Records from a data collection:
►

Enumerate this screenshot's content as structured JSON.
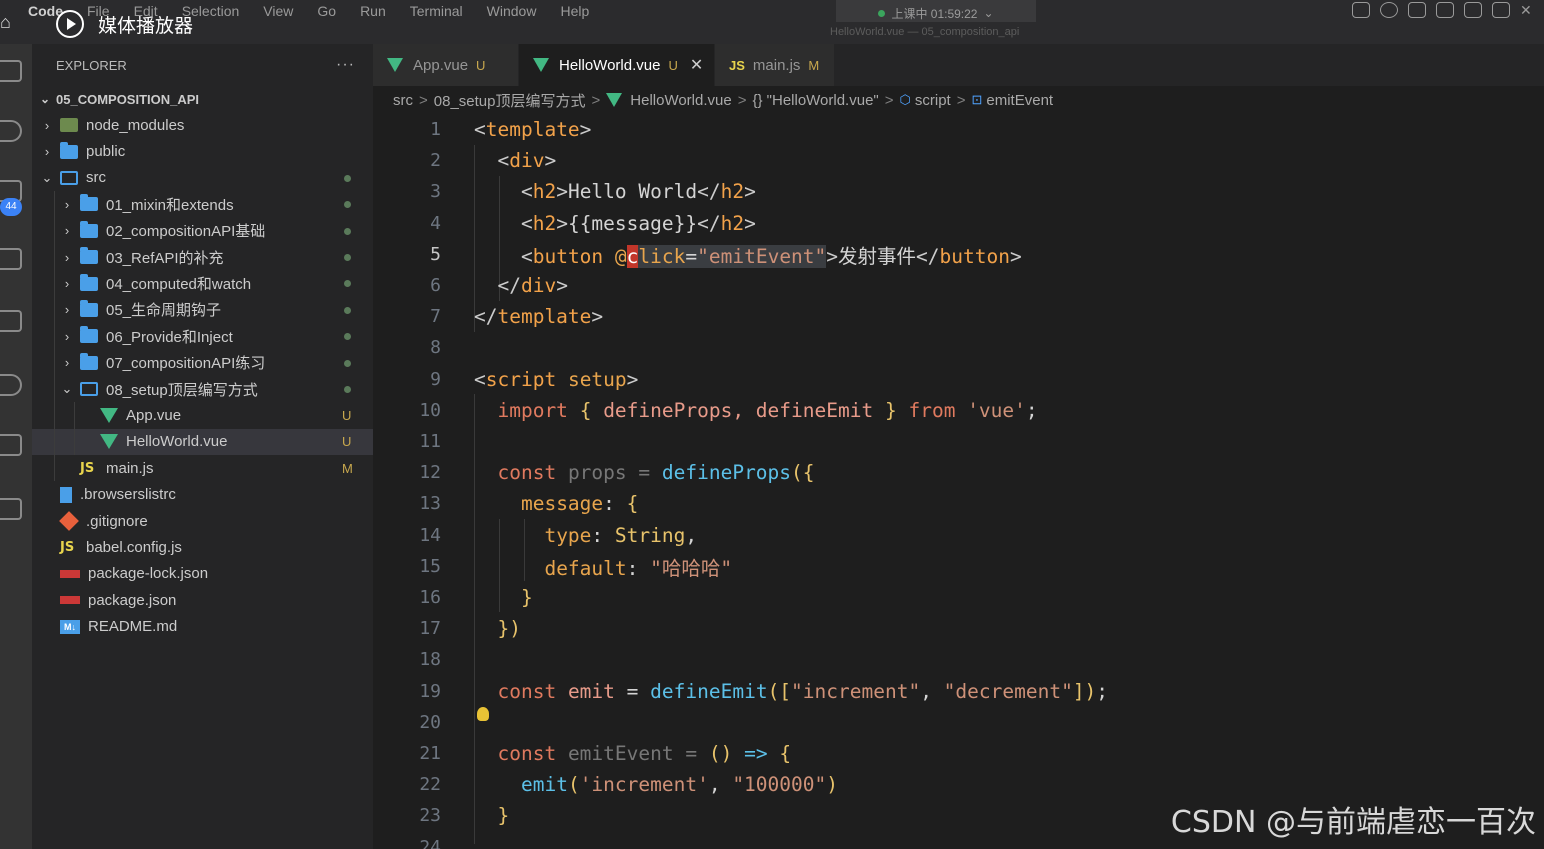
{
  "menubar": {
    "items": [
      "Code",
      "File",
      "Edit",
      "Selection",
      "View",
      "Go",
      "Run",
      "Terminal",
      "Window",
      "Help"
    ],
    "session": "上课中 01:59:22"
  },
  "window_title": "HelloWorld.vue — 05_composition_api",
  "player_label": "媒体播放器",
  "activity_badge": "44",
  "explorer": {
    "header": "EXPLORER",
    "more": "···",
    "project": "05_COMPOSITION_API",
    "rows": [
      {
        "name": "node_modules",
        "type": "node-folder",
        "depth": 1,
        "expanded": false,
        "status": ""
      },
      {
        "name": "public",
        "type": "folder",
        "depth": 1,
        "expanded": false,
        "status": ""
      },
      {
        "name": "src",
        "type": "folder-open",
        "depth": 1,
        "expanded": true,
        "status": "dot"
      },
      {
        "name": "01_mixin和extends",
        "type": "folder",
        "depth": 2,
        "expanded": false,
        "status": "dot"
      },
      {
        "name": "02_compositionAPI基础",
        "type": "folder",
        "depth": 2,
        "expanded": false,
        "status": "dot"
      },
      {
        "name": "03_RefAPI的补充",
        "type": "folder",
        "depth": 2,
        "expanded": false,
        "status": "dot"
      },
      {
        "name": "04_computed和watch",
        "type": "folder",
        "depth": 2,
        "expanded": false,
        "status": "dot"
      },
      {
        "name": "05_生命周期钩子",
        "type": "folder",
        "depth": 2,
        "expanded": false,
        "status": "dot"
      },
      {
        "name": "06_Provide和Inject",
        "type": "folder",
        "depth": 2,
        "expanded": false,
        "status": "dot"
      },
      {
        "name": "07_compositionAPI练习",
        "type": "folder",
        "depth": 2,
        "expanded": false,
        "status": "dot"
      },
      {
        "name": "08_setup顶层编写方式",
        "type": "folder-open",
        "depth": 2,
        "expanded": true,
        "status": "dot"
      },
      {
        "name": "App.vue",
        "type": "vue",
        "depth": 3,
        "status": "U"
      },
      {
        "name": "HelloWorld.vue",
        "type": "vue",
        "depth": 3,
        "status": "U",
        "selected": true
      },
      {
        "name": "main.js",
        "type": "js",
        "depth": 2,
        "status": "M"
      },
      {
        "name": ".browserslistrc",
        "type": "doc",
        "depth": 1,
        "status": ""
      },
      {
        "name": ".gitignore",
        "type": "git",
        "depth": 1,
        "status": ""
      },
      {
        "name": "babel.config.js",
        "type": "js",
        "depth": 1,
        "status": ""
      },
      {
        "name": "package-lock.json",
        "type": "npm",
        "depth": 1,
        "status": ""
      },
      {
        "name": "package.json",
        "type": "npm",
        "depth": 1,
        "status": ""
      },
      {
        "name": "README.md",
        "type": "md",
        "depth": 1,
        "status": ""
      }
    ]
  },
  "tabs": [
    {
      "label": "App.vue",
      "icon": "vue",
      "status": "U",
      "active": false
    },
    {
      "label": "HelloWorld.vue",
      "icon": "vue",
      "status": "U",
      "active": true
    },
    {
      "label": "main.js",
      "icon": "js",
      "status": "M",
      "active": false
    }
  ],
  "breadcrumb": [
    "src",
    "08_setup顶层编写方式",
    "HelloWorld.vue",
    "{} \"HelloWorld.vue\"",
    "script",
    "emitEvent"
  ],
  "editor": {
    "current_line": 5,
    "lines": [
      {
        "n": "1"
      },
      {
        "n": "2"
      },
      {
        "n": "3"
      },
      {
        "n": "4"
      },
      {
        "n": "5"
      },
      {
        "n": "6"
      },
      {
        "n": "7"
      },
      {
        "n": "8"
      },
      {
        "n": "9"
      },
      {
        "n": "10"
      },
      {
        "n": "11"
      },
      {
        "n": "12"
      },
      {
        "n": "13"
      },
      {
        "n": "14"
      },
      {
        "n": "15"
      },
      {
        "n": "16"
      },
      {
        "n": "17"
      },
      {
        "n": "18"
      },
      {
        "n": "19"
      },
      {
        "n": "20"
      },
      {
        "n": "21"
      },
      {
        "n": "22"
      },
      {
        "n": "23"
      },
      {
        "n": "24"
      }
    ],
    "code": {
      "l1_tag": "template",
      "l2_tag": "div",
      "l3_tag": "h2",
      "l3_text": "Hello World",
      "l4_tag": "h2",
      "l4_text": "{{message}}",
      "l5_tag": "button",
      "l5_at": "@",
      "l5_c": "c",
      "l5_attr": "lick",
      "l5_val": "\"emitEvent\"",
      "l5_text": "发射事件",
      "l6_tag": "div",
      "l7_tag": "template",
      "l9_tag": "script",
      "l9_attr": "setup",
      "l10_import": "import",
      "l10_names": "defineProps, defineEmit",
      "l10_from": "from",
      "l10_mod": "'vue'",
      "l12_const": "const",
      "l12_var": "props",
      "l12_fn": "defineProps",
      "l13_prop": "message",
      "l14_key": "type",
      "l14_val": "String",
      "l15_key": "default",
      "l15_val": "\"哈哈哈\"",
      "l19_const": "const",
      "l19_var": "emit",
      "l19_fn": "defineEmit",
      "l19_s1": "\"increment\"",
      "l19_s2": "\"decrement\"",
      "l21_const": "const",
      "l21_var": "emitEvent",
      "l22_fn": "emit",
      "l22_s1": "'increment'",
      "l22_s2": "\"100000\""
    }
  },
  "watermark": "CSDN @与前端虐恋一百次",
  "colors": {
    "accent_vue": "#42b883",
    "folder": "#4a9fe8",
    "status_modified": "#c8a84e"
  }
}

◄

Report the count of lines in the entries that contain the string "package", and nothing besides it.

2